CHALLENGE:
Each record that follows should be repeated exactly, minus any images.

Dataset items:
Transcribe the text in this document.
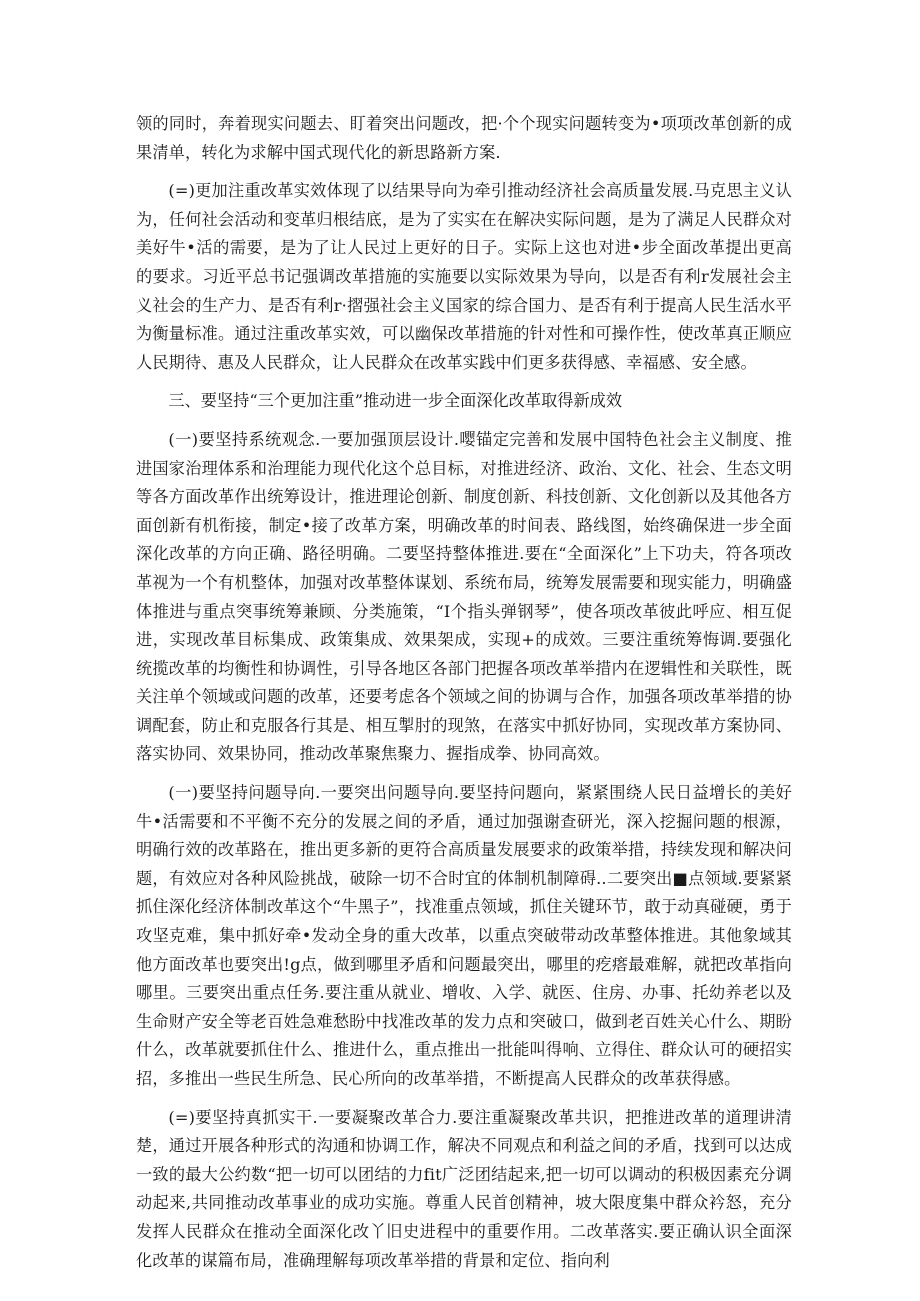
领的同时，奔着现实问题去、盯着突出问题改，把·个个现实问题转变为•项项改革创新的成果清单，转化为求解中国式现代化的新思路新方案.

(=)更加注重改革实效体现了以结果导向为牵引推动经济社会高质量发展.马克思主义认为，任何社会活动和变革归根结底，是为了实实在在解决实际问题，是为了满足人民群众对美好牛•活的需要，是为了让人民过上更好的日子。实际上这也对进•步全面改革提出更高的要求。习近平总书记强调改革措施的实施要以实际效果为导向，以是否有利r发展社会主义社会的生产力、是否有利r·摺强社会主义国家的综合国力、是否有利于提高人民生活水平为衡量标准。通过注重改革实效，可以幽保改革措施的针对性和可操作性，使改革真正顺应人民期待、惠及人民群众，让人民群众在改革实践中们更多获得感、幸福感、安全感。

三、要坚持“三个更加注重”推动进一步全面深化改革取得新成效

(一)要坚持系统观念.一要加强顶层设计.嘤锚定完善和发展中国特色社会主义制度、推进国家治理体系和治理能力现代化这个总目标，对推进经济、政治、文化、社会、生态文明等各方面改革作出统筹设计，推进理论创新、制度创新、科技创新、文化创新以及其他各方面创新有机衔接，制定•接了改革方案，明确改革的时间表、路线图，始终确保进一步全面深化改革的方向正确、路径明确。二要坚持整体推进.要在“全面深化”上下功夫，符各项改革视为一个有机整体，加强对改革整体谋划、系统布局，统筹发展需要和现实能力，明确盛体推进与重点突事统筹兼顾、分类施策，“I个指头弹钢琴”，使各项改革彼此呼应、相互促进，实现改革目标集成、政策集成、效果架成，实现+的成效。三要注重统筹悔调.要强化统揽改革的均衡性和协调性，引导各地区各部门把握各项改革举措内在逻辑性和关联性，既关注单个领域或问题的改革，还要考虑各个领域之间的协调与合作，加强各项改革举措的协调配套，防止和克服各行其是、相互掣肘的现煞，在落实中抓好协同，实现改革方案协同、落实协同、效果协同，推动改革聚焦聚力、握指成拳、协同高效。

(一)要坚持问题导向.一要突出问题导向.要坚持问题向，紧紧围绕人民日益增长的美好牛•活需要和不平衡不充分的发展之间的矛盾，通过加强谢查研光，深入挖掘问题的根源，明确行效的改革路在，推出更多新的更符合高质量发展要求的政策举措，持续发现和解决问题，有效应对各种风险挑战，破除一切不合时宜的体制机制障碍..二要突出■点领域.要紧紧抓住深化经济体制改革这个“牛黑子”，找准重点领域，抓住关键环节，敢于动真碰硬，勇于攻坚克难，集中抓好牵•发动全身的重大改革，以重点突破带动改革整体推进。其他象域其他方面改革也要突出!g点，做到哪里矛盾和问题最突出，哪里的疙瘩最难解，就把改革指向哪里。三要突出重点任务.要注重从就业、增收、入学、就医、住房、办事、托幼养老以及生命财产安全等老百姓急难愁盼中找准改革的发力点和突破口，做到老百姓关心什么、期盼什么，改革就要抓住什么、推进什么，重点推出一批能叫得响、立得住、群众认可的硬招实招，多推出一些民生所急、民心所向的改革举措，不断提高人民群众的改革获得感。

(=)要坚持真抓实干.一要凝聚改革合力.要注重凝聚改革共识，把推进改革的道理讲清楚，通过开展各种形式的沟通和协调工作，解决不同观点和利益之间的矛盾，找到可以达成一致的最大公约数“把一切可以团结的力fit广泛团结起来,把一切可以调动的积极因素充分调动起来,共同推动改革事业的成功实施。尊重人民首创精神，坡大限度集中群众衿怒，充分发挥人民群众在推动全面深化改丫旧史进程中的重要作用。二改革落实.要正确认识全面深化改革的谋篇布局，准确理解每项改革举措的背景和定位、指向利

FINAL RESULT:
Transcribe the text in this document.
领的同时，奔着现实问题去、盯着突出问题改，把·个个现实问题转变为•项项改革创新的成果清单，转化为求解中国式现代化的新思路新方案.

(=)更加注重改革实效体现了以结果导向为牵引推动经济社会高质量发展.马克思主义认为，任何社会活动和变革归根结底，是为了实实在在解决实际问题，是为了满足人民群众对美好牛•活的需要，是为了让人民过上更好的日子。实际上这也对进•步全面改革提出更高的要求。习近平总书记强调改革措施的实施要以实际效果为导向，以是否有利r发展社会主义社会的生产力、是否有利r·摺强社会主义国家的综合国力、是否有利于提高人民生活水平为衡量标准。通过注重改革实效，可以幽保改革措施的针对性和可操作性，使改革真正顺应人民期待、惠及人民群众，让人民群众在改革实践中们更多获得感、幸福感、安全感。

三、要坚持“三个更加注重”推动进一步全面深化改革取得新成效

(一)要坚持系统观念.一要加强顶层设计.嘤锚定完善和发展中国特色社会主义制度、推进国家治理体系和治理能力现代化这个总目标，对推进经济、政治、文化、社会、生态文明等各方面改革作出统筹设计，推进理论创新、制度创新、科技创新、文化创新以及其他各方面创新有机衔接，制定•接了改革方案，明确改革的时间表、路线图，始终确保进一步全面深化改革的方向正确、路径明确。二要坚持整体推进.要在“全面深化”上下功夫，符各项改革视为一个有机整体，加强对改革整体谋划、系统布局，统筹发展需要和现实能力，明确盛体推进与重点突事统筹兼顾、分类施策，“I个指头弹钢琴”，使各项改革彼此呼应、相互促进，实现改革目标集成、政策集成、效果架成，实现+的成效。三要注重统筹悔调.要强化统揽改革的均衡性和协调性，引导各地区各部门把握各项改革举措内在逻辑性和关联性，既关注单个领域或问题的改革，还要考虑各个领域之间的协调与合作，加强各项改革举措的协调配套，防止和克服各行其是、相互掣肘的现煞，在落实中抓好协同，实现改革方案协同、落实协同、效果协同，推动改革聚焦聚力、握指成拳、协同高效。

(一)要坚持问题导向.一要突出问题导向.要坚持问题向，紧紧围绕人民日益增长的美好牛•活需要和不平衡不充分的发展之间的矛盾，通过加强谢查研光，深入挖掘问题的根源，明确行效的改革路在，推出更多新的更符合高质量发展要求的政策举措，持续发现和解决问题，有效应对各种风险挑战，破除一切不合时宜的体制机制障碍..二要突出■点领域.要紧紧抓住深化经济体制改革这个“牛黑子”，找准重点领域，抓住关键环节，敢于动真碰硬，勇于攻坚克难，集中抓好牵•发动全身的重大改革，以重点突破带动改革整体推进。其他象域其他方面改革也要突出!g点，做到哪里矛盾和问题最突出，哪里的疙瘩最难解，就把改革指向哪里。三要突出重点任务.要注重从就业、增收、入学、就医、住房、办事、托幼养老以及生命财产安全等老百姓急难愁盼中找准改革的发力点和突破口，做到老百姓关心什么、期盼什么，改革就要抓住什么、推进什么，重点推出一批能叫得响、立得住、群众认可的硬招实招，多推出一些民生所急、民心所向的改革举措，不断提高人民群众的改革获得感。

(=)要坚持真抓实干.一要凝聚改革合力.要注重凝聚改革共识，把推进改革的道理讲清楚，通过开展各种形式的沟通和协调工作，解决不同观点和利益之间的矛盾，找到可以达成一致的最大公约数“把一切可以团结的力fit广泛团结起来,把一切可以调动的积极因素充分调动起来,共同推动改革事业的成功实施。尊重人民首创精神，坡大限度集中群众衿怒，充分发挥人民群众在推动全面深化改丫旧史进程中的重要作用。二改革落实.要正确认识全面深化改革的谋篇布局，准确理解每项改革举措的背景和定位、指向利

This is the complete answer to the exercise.